» **Exercise details**: In the records that follow, show each line where the word "Narrow" is present.

» **Source records**:
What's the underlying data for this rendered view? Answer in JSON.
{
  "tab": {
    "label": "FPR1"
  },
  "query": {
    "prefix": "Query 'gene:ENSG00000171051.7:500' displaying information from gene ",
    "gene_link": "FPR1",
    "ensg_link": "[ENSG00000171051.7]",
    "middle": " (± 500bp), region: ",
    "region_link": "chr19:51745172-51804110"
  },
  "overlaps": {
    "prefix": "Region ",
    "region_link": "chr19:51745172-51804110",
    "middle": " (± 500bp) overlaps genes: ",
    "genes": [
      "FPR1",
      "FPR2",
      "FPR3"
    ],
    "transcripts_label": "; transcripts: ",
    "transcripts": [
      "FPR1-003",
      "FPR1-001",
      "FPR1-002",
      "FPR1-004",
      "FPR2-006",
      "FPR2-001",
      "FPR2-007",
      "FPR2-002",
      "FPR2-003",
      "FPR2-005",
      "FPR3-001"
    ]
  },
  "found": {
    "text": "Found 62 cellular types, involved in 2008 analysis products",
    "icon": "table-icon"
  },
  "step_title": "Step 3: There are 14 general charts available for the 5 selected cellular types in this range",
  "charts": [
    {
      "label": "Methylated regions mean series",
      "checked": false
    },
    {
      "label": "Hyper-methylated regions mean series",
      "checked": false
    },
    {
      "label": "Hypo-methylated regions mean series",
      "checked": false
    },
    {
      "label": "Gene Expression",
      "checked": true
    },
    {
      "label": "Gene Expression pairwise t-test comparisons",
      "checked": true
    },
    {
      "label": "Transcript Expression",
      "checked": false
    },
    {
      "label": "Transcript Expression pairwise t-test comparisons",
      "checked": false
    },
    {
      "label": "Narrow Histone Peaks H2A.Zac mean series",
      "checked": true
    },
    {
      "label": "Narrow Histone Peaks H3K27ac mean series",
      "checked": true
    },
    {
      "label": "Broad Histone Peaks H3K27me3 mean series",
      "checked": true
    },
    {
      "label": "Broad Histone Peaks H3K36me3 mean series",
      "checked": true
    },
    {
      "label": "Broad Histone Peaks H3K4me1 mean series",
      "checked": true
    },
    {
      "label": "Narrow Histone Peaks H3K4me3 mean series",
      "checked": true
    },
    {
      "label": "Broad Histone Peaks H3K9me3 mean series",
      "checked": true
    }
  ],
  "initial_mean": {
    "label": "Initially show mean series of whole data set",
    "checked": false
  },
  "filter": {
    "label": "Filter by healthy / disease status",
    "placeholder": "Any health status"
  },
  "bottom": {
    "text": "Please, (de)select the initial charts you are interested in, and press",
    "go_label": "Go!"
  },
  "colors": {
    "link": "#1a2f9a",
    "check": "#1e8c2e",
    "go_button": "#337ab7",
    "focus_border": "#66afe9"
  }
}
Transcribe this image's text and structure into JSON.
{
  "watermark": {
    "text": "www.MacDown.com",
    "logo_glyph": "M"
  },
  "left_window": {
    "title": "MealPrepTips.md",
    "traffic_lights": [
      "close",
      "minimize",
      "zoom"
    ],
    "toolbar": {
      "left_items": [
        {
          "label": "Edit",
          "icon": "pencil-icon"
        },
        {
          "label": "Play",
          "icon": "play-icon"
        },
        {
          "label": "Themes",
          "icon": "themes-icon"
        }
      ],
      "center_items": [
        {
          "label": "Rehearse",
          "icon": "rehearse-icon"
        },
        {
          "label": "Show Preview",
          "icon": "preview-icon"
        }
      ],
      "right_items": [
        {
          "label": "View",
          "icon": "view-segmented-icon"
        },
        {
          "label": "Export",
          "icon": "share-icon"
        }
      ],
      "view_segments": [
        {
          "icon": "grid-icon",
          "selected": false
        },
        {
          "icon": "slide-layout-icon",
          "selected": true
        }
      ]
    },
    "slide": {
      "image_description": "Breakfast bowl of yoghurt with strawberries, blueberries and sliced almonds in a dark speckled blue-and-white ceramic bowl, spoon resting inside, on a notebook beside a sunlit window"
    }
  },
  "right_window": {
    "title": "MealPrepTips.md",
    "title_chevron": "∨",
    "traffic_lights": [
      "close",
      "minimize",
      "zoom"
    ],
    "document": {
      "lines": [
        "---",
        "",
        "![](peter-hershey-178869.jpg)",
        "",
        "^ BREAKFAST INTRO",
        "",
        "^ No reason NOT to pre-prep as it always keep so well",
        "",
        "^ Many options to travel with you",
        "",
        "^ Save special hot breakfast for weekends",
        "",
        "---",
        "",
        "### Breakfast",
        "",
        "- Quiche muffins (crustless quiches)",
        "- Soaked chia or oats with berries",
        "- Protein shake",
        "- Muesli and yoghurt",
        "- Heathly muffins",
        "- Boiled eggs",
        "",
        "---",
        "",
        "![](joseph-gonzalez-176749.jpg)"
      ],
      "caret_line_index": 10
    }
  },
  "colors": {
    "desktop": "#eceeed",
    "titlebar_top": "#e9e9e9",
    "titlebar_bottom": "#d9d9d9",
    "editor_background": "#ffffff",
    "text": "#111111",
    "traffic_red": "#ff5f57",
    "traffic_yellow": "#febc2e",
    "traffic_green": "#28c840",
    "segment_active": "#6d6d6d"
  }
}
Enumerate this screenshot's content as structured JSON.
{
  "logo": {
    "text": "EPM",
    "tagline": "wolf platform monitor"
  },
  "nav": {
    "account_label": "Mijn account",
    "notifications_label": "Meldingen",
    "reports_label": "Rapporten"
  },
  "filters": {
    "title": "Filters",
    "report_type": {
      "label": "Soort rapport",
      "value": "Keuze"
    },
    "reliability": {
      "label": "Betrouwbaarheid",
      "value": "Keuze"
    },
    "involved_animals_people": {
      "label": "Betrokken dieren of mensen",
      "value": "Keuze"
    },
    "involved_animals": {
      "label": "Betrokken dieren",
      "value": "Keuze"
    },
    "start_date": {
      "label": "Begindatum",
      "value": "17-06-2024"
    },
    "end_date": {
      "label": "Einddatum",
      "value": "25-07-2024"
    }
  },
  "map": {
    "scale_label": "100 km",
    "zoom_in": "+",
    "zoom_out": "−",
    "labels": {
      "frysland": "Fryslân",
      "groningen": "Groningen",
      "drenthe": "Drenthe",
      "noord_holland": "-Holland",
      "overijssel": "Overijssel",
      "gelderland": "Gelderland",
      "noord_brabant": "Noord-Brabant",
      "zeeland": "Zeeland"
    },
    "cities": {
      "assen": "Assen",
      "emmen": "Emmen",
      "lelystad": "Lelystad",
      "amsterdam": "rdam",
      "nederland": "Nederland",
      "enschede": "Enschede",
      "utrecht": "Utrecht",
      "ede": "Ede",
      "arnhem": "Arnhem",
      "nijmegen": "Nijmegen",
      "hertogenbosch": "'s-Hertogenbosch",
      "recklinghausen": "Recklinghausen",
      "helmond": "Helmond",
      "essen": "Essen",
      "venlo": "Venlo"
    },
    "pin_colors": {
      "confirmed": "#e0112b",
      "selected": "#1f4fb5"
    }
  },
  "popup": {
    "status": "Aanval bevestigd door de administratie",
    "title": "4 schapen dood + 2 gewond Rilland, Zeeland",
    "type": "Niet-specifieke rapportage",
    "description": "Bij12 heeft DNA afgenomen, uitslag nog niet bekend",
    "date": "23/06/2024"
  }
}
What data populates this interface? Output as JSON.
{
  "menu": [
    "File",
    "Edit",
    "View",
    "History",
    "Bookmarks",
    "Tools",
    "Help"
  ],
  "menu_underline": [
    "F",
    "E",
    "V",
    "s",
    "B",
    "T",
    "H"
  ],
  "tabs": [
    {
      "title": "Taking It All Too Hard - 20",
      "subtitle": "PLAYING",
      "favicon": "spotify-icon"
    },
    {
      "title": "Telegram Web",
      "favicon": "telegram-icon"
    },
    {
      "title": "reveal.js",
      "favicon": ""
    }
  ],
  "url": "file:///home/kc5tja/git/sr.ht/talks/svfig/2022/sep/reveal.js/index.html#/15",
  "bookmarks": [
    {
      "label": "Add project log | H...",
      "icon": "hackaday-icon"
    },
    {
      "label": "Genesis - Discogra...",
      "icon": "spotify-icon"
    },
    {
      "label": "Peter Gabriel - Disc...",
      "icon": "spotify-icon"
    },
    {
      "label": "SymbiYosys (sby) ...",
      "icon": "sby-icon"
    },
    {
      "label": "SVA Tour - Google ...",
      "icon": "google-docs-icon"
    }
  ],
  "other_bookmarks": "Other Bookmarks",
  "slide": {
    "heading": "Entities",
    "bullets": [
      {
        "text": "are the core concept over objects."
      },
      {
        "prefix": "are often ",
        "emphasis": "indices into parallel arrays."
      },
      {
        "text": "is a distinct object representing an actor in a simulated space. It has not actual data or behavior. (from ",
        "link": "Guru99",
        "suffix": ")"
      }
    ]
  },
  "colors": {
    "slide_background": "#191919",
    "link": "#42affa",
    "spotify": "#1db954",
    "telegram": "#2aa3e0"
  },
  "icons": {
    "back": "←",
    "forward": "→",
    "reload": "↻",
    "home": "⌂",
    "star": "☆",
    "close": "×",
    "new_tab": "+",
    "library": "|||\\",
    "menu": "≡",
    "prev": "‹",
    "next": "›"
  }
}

» **Expected answer**:
      "label": "Narrow Histone Peaks H2A.Zac mean series",
      "label": "Narrow Histone Peaks H3K27ac mean series",
      "label": "Narrow Histone Peaks H3K4me3 mean series",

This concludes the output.